TO BE DONE - Where does the string "this" appear? Copy every line of the entries below that holds it.

MATERIAL TO PROCESS -
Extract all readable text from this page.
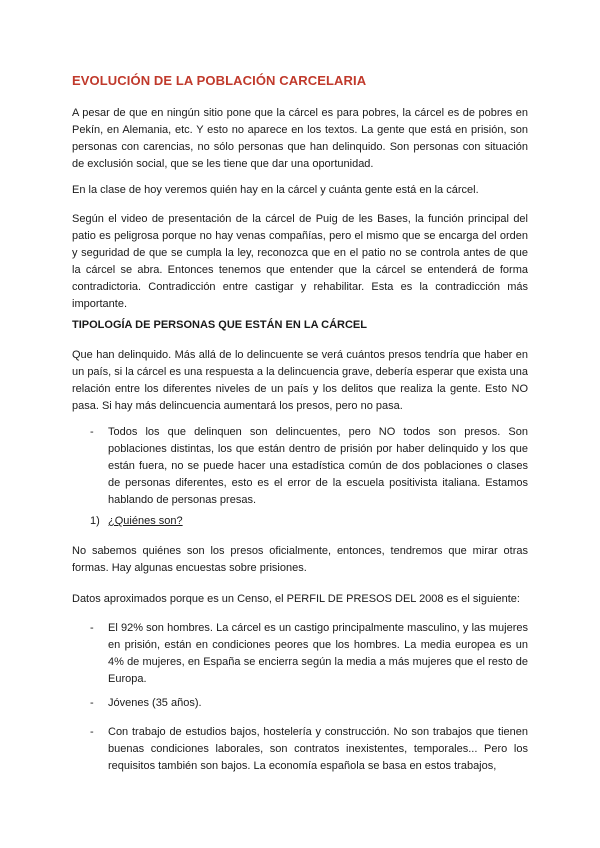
EVOLUCIÓN DE LA POBLACIÓN CARCELARIA

A pesar de que en ningún sitio pone que la cárcel es para pobres, la cárcel es de pobres en Pekín, en Alemania, etc. Y esto no aparece en los textos. La gente que está en prisión, son personas con carencias, no sólo personas que han delinquido. Son personas con situación de exclusión social, que se les tiene que dar una oportunidad.

En la clase de hoy veremos quién hay en la cárcel y cuánta gente está en la cárcel.

Según el video de presentación de la cárcel de Puig de les Bases, la función principal del patio es peligrosa porque no hay venas compañías, pero el mismo que se encarga del orden y seguridad de que se cumpla la ley, reconozca que en el patio no se controla antes de que la cárcel se abra. Entonces tenemos que entender que la cárcel se entenderá de forma contradictoria. Contradicción entre castigar y rehabilitar. Esta es la contradicción más importante.

TIPOLOGÍA DE PERSONAS QUE ESTÁN EN LA CÁRCEL

Que han delinquido. Más allá de lo delincuente se verá cuántos presos tendría que haber en un país, si la cárcel es una respuesta a la delincuencia grave, debería esperar que exista una relación entre los diferentes niveles de un país y los delitos que realiza la gente. Esto NO pasa. Si hay más delincuencia aumentará los presos, pero no pasa.

- Todos los que delinquen son delincuentes, pero NO todos son presos. Son poblaciones distintas, los que están dentro de prisión por haber delinquido y los que están fuera, no se puede hacer una estadística común de dos poblaciones o clases de personas diferentes, esto es el error de la escuela positivista italiana. Estamos hablando de personas presas.

1) ¿Quiénes son?

No sabemos quiénes son los presos oficialmente, entonces, tendremos que mirar otras formas. Hay algunas encuestas sobre prisiones.

Datos aproximados porque es un Censo, el PERFIL DE PRESOS DEL 2008 es el siguiente:

- El 92% son hombres. La cárcel es un castigo principalmente masculino, y las mujeres en prisión, están en condiciones peores que los hombres. La media europea es un 4% de mujeres, en España se encierra según la media a más mujeres que el resto de Europa.

- Jóvenes (35 años).

- Con trabajo de estudios bajos, hostelería y construcción. No son trabajos que tienen buenas condiciones laborales, son contratos inexistentes, temporales... Pero los requisitos también son bajos. La economía española se basa en estos trabajos,
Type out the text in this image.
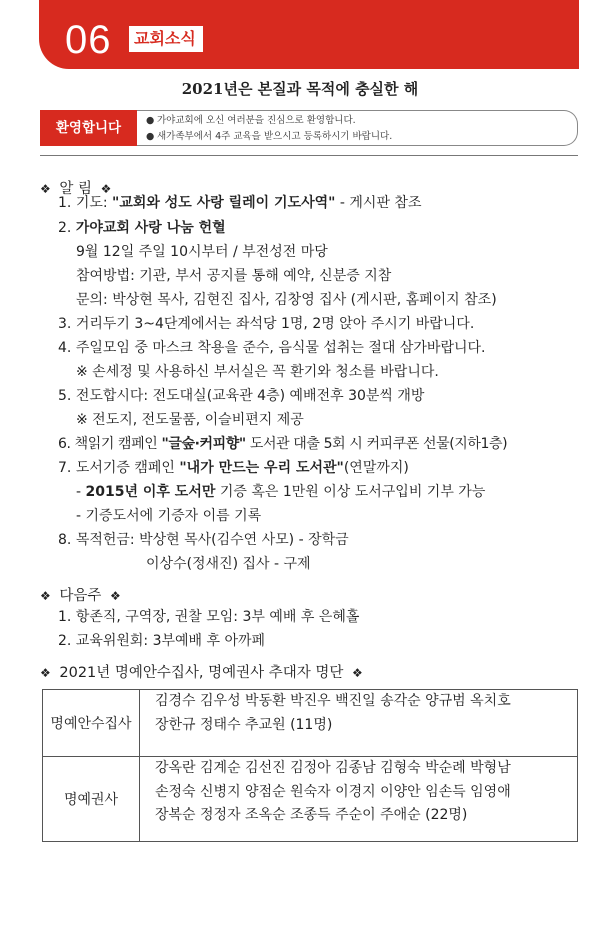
06	교회소식
2021년은 본질과 목적에 충실한 해
환영합니다	● 가야교회에 오신 여러분을 진심으로 환영합니다.
● 새가족부에서 4주 교육을 받으시고 등록하시기 바랍니다.
❖ 알 림 ❖
1. 기도: "교회와 성도 사랑 릴레이 기도사역" - 게시판 참조
2. 가야교회 사랑 나눔 헌혈
9월 12일 주일 10시부터 / 부전성전 마당
참여방법: 기관, 부서 공지를 통해 예약, 신분증 지참
문의: 박상현 목사, 김현진 집사, 김창영 집사 (게시판, 홈페이지 참조)
3. 거리두기 3~4단계에서는 좌석당 1명, 2명 앉아 주시기 바랍니다.
4. 주일모임 중 마스크 착용을 준수, 음식물 섭취는 절대 삼가바랍니다.
※ 손세정 및 사용하신 부서실은 꼭 환기와 청소를 바랍니다.
5. 전도합시다: 전도대실(교육관 4층) 예배전후 30분씩 개방
※ 전도지, 전도물품, 이슬비편지 제공
6. 책읽기 캠페인 "글숲·커피향" 도서관 대출 5회 시 커피쿠폰 선물(지하1층)
7. 도서기증 캠페인 "내가 만드는 우리 도서관"(연말까지)
- 2015년 이후 도서만 기증 혹은 1만원 이상 도서구입비 기부 가능
- 기증도서에 기증자 이름 기록
8. 목적헌금: 박상현 목사(김수연 사모) - 장학금
이상수(정새진) 집사 - 구제
❖ 다음주 ❖
1. 항존직, 구역장, 권찰 모임: 3부 예배 후 은혜홀
2. 교육위원회: 3부예배 후 아까페
❖ 2021년 명예안수집사, 명예권사 추대자 명단 ❖
명예안수집사	김경수 김우성 박동환 박진우 백진일 송각순 양규범 옥치호
장한규 정태수 추교원 (11명)

명예권사	강옥란 김계순 김선진 김정아 김종남 김형숙 박순례 박형남
손정숙 신병지 양점순 원숙자 이경지 이양안 임손득 임영애
장복순 정정자 조옥순 조종득 주순이 주애순 (22명)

RESULT -
Extract all readable text from this page.
Type out the text in this image.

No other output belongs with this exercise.